● TASK OBJECTIVE:
From the listing below, extract every line containing "label".

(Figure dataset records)
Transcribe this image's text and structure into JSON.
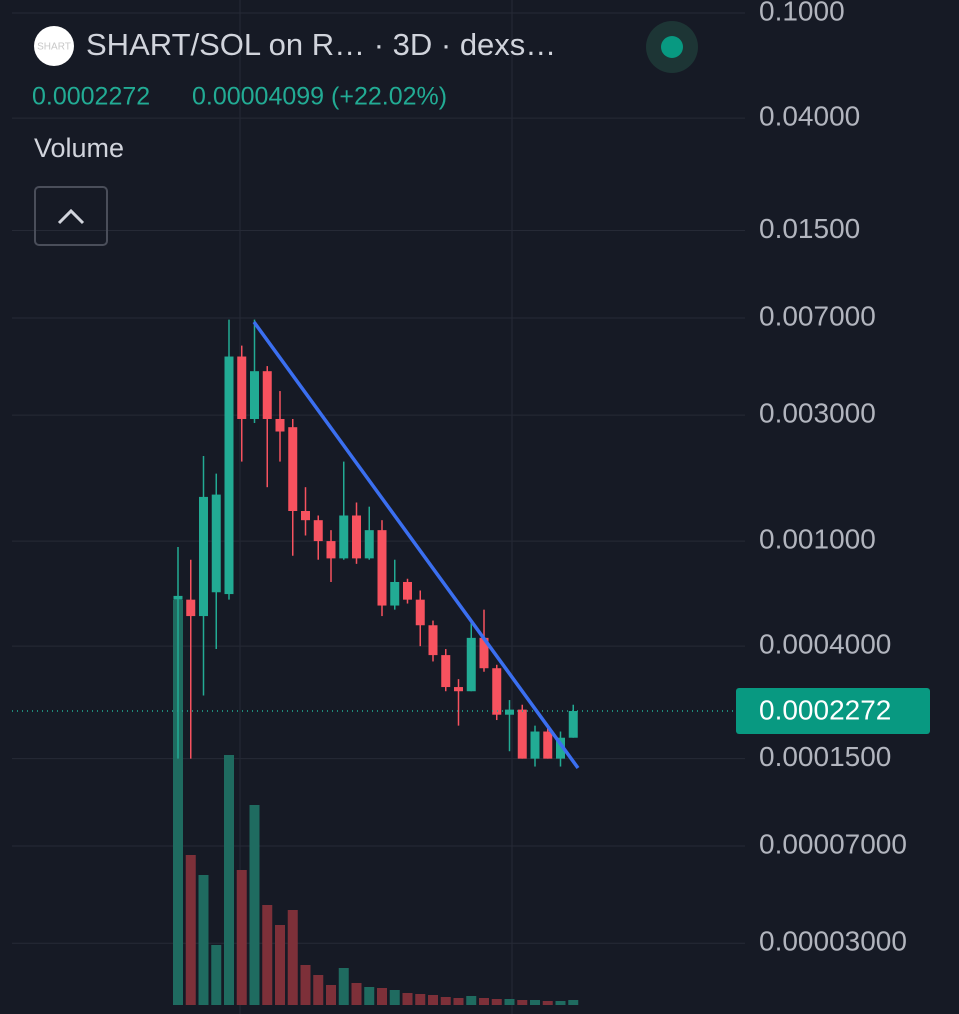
{
  "header": {
    "logo": "SHART",
    "title": "SHART/SOL on R… · 3D · dexs…",
    "price": "0.0002272",
    "change": "0.00004099 (+22.02%)",
    "indicator": "Volume"
  },
  "chart_data": {
    "type": "candlestick",
    "log_scale": true,
    "grid": true,
    "up_color": "#22ab94",
    "down_color": "#f7525f",
    "up_volume_color": "#1f6b60",
    "down_volume_color": "#7d3039",
    "ylim": [
      1.75e-05,
      0.112
    ],
    "yticks": [
      {
        "value": 0.1,
        "label": "0.1000"
      },
      {
        "value": 0.04,
        "label": "0.04000"
      },
      {
        "value": 0.015,
        "label": "0.01500"
      },
      {
        "value": 0.007,
        "label": "0.007000"
      },
      {
        "value": 0.003,
        "label": "0.003000"
      },
      {
        "value": 0.001,
        "label": "0.001000"
      },
      {
        "value": 0.0004,
        "label": "0.0004000"
      },
      {
        "value": 0.00015,
        "label": "0.0001500"
      },
      {
        "value": 7e-05,
        "label": "0.00007000"
      },
      {
        "value": 3e-05,
        "label": "0.00003000"
      }
    ],
    "open": [
      0.0006,
      0.0006,
      0.00052,
      0.00064,
      0.00063,
      0.005,
      0.0029,
      0.0044,
      0.0029,
      0.0027,
      0.0013,
      0.0012,
      0.001,
      0.00086,
      0.00125,
      0.00086,
      0.0011,
      0.00057,
      0.0007,
      0.0006,
      0.00048,
      0.00037,
      0.00028,
      0.00027,
      0.00043,
      0.00033,
      0.00022,
      0.00023,
      0.00015,
      0.00019,
      0.00015,
      0.00018
    ],
    "high": [
      0.00095,
      0.00085,
      0.0021,
      0.0018,
      0.0069,
      0.0055,
      0.0069,
      0.0046,
      0.0037,
      0.0029,
      0.0016,
      0.00125,
      0.0011,
      0.002,
      0.0014,
      0.00135,
      0.0012,
      0.00085,
      0.00072,
      0.00065,
      0.0005,
      0.00039,
      0.0003,
      0.0005,
      0.00055,
      0.00034,
      0.00025,
      0.00024,
      0.0002,
      0.0002,
      0.00019,
      0.00024
    ],
    "low": [
      0.00015,
      0.00015,
      0.00026,
      0.00039,
      0.0006,
      0.002,
      0.0028,
      0.0016,
      0.002,
      0.00088,
      0.00105,
      0.00085,
      0.0007,
      0.00085,
      0.00082,
      0.00085,
      0.00052,
      0.00055,
      0.00058,
      0.0004,
      0.00035,
      0.00027,
      0.0002,
      0.00027,
      0.00032,
      0.00021,
      0.00016,
      0.00015,
      0.00014,
      0.00015,
      0.00014,
      0.00018
    ],
    "close": [
      0.00062,
      0.00052,
      0.00147,
      0.0015,
      0.005,
      0.0029,
      0.0044,
      0.0029,
      0.0026,
      0.0013,
      0.0012,
      0.001,
      0.00086,
      0.00125,
      0.00086,
      0.0011,
      0.00057,
      0.0007,
      0.0006,
      0.00048,
      0.00037,
      0.00028,
      0.00027,
      0.00043,
      0.00033,
      0.00022,
      0.00023,
      0.00015,
      0.00019,
      0.00015,
      0.00018,
      0.0002272
    ],
    "volume": [
      405,
      150,
      130,
      60,
      250,
      135,
      200,
      100,
      80,
      95,
      40,
      30,
      20,
      37,
      22,
      18,
      17,
      15,
      12,
      11,
      10,
      8,
      7,
      9,
      7,
      6,
      6,
      5,
      5,
      4,
      4,
      5
    ]
  }
}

● REPLY:
        "label": "0.1000"
        "label": "0.04000"
        "label": "0.01500"
        "label": "0.007000"
        "label": "0.003000"
        "label": "0.001000"
        "label": "0.0004000"
        "label": "0.0001500"
        "label": "0.00007000"
        "label": "0.00003000"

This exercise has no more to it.